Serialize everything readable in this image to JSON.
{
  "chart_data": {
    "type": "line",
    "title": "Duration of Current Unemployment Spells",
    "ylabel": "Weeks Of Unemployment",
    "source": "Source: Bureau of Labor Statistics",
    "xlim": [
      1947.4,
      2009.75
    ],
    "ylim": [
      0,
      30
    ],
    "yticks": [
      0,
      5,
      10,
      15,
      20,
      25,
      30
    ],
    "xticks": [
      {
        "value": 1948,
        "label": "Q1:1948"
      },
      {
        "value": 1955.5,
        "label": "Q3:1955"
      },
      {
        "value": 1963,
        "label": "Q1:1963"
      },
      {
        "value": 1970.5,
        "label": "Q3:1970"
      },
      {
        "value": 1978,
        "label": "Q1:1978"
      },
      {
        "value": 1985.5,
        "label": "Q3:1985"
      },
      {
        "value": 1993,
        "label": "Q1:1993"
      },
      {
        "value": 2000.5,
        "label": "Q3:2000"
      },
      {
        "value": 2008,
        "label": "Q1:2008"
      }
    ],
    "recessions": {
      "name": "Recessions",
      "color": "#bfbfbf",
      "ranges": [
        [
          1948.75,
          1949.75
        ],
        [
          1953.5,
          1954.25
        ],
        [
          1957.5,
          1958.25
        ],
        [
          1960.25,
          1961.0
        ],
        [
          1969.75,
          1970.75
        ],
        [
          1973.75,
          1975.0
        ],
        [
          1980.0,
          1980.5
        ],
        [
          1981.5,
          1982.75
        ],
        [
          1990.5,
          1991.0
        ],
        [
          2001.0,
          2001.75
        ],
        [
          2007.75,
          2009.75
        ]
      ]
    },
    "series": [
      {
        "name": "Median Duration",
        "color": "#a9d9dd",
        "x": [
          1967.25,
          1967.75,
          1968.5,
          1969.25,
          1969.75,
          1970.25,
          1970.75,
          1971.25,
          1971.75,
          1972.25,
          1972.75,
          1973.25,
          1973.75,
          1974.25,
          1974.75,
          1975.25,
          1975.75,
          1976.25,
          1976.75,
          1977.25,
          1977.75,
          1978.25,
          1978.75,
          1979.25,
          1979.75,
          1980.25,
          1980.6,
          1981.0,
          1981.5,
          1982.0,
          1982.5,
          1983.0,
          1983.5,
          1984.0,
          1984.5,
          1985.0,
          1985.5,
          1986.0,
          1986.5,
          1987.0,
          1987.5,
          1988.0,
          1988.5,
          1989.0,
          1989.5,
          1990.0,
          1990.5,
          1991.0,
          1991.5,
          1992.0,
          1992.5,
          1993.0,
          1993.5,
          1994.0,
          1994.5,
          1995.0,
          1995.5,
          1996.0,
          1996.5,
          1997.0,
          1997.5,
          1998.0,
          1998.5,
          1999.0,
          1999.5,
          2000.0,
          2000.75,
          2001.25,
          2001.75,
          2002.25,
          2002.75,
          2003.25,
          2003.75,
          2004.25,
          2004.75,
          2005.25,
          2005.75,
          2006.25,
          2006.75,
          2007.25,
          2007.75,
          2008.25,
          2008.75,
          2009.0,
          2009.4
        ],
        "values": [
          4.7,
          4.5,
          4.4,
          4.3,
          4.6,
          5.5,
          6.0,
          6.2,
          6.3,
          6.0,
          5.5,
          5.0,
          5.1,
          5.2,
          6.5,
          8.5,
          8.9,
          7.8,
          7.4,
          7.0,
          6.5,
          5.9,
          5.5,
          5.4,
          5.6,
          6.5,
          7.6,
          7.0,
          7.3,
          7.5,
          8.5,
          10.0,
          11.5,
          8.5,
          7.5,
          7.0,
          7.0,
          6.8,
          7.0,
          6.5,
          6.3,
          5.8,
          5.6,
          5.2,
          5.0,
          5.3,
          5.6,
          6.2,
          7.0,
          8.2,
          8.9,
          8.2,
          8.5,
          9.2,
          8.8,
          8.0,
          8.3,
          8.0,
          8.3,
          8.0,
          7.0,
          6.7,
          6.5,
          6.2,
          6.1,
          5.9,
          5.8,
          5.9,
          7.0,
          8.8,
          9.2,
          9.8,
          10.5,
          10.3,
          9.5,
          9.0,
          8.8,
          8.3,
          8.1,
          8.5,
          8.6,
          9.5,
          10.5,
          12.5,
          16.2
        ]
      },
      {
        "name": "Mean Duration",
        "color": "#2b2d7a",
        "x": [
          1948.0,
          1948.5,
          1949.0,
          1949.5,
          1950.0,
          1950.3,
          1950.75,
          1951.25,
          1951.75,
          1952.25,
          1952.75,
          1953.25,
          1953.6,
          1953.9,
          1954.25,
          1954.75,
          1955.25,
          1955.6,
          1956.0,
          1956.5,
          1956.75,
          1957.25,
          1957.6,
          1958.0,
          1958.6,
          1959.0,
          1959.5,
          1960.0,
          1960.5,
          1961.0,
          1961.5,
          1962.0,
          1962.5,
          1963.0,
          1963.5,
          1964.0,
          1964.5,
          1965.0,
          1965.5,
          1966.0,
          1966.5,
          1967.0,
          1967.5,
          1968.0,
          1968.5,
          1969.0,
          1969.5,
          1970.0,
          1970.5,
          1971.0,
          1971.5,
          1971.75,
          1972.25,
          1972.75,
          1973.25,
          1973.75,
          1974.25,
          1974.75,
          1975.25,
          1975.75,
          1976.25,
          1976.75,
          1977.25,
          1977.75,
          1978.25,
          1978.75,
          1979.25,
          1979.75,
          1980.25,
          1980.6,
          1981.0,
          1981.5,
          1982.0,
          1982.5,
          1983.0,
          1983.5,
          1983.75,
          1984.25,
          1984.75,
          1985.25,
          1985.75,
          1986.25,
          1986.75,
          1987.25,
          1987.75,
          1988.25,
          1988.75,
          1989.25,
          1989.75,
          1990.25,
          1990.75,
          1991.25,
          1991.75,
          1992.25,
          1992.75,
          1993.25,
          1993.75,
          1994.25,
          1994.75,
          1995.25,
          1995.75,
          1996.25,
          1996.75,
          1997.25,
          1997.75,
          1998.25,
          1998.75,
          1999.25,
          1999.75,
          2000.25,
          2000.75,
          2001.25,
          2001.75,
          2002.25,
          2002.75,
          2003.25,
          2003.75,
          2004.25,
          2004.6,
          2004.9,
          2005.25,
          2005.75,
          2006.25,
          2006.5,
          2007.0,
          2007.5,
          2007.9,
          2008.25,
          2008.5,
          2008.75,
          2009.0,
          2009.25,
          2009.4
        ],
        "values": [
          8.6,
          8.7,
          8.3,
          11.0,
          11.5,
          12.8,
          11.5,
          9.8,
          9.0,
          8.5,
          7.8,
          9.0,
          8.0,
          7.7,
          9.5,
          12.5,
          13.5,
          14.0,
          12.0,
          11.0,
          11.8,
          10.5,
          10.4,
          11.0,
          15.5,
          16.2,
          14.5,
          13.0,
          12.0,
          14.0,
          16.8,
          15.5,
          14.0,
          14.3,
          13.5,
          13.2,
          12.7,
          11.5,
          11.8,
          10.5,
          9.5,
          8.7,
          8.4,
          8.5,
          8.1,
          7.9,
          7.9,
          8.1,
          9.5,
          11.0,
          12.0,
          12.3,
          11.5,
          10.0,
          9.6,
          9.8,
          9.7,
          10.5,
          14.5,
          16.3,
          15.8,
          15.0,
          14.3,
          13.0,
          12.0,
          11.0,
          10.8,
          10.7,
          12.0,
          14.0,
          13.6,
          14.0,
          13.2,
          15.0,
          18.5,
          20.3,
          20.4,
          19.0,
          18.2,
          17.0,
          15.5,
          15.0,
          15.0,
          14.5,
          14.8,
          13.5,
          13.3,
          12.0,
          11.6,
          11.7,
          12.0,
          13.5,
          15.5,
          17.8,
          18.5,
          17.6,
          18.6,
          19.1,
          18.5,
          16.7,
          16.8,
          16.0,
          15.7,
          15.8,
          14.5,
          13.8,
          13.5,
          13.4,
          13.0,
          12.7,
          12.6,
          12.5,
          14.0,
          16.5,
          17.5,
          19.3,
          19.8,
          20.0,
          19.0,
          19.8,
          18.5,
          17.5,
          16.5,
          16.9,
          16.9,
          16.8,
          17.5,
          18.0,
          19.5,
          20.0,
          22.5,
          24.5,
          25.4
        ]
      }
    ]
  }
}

- What is expected -
Extract each line holding the word "color" from the records.

- Solution to this task -
      "color": "#bfbfbf",
        "color": "#a9d9dd",
        "color": "#2b2d7a",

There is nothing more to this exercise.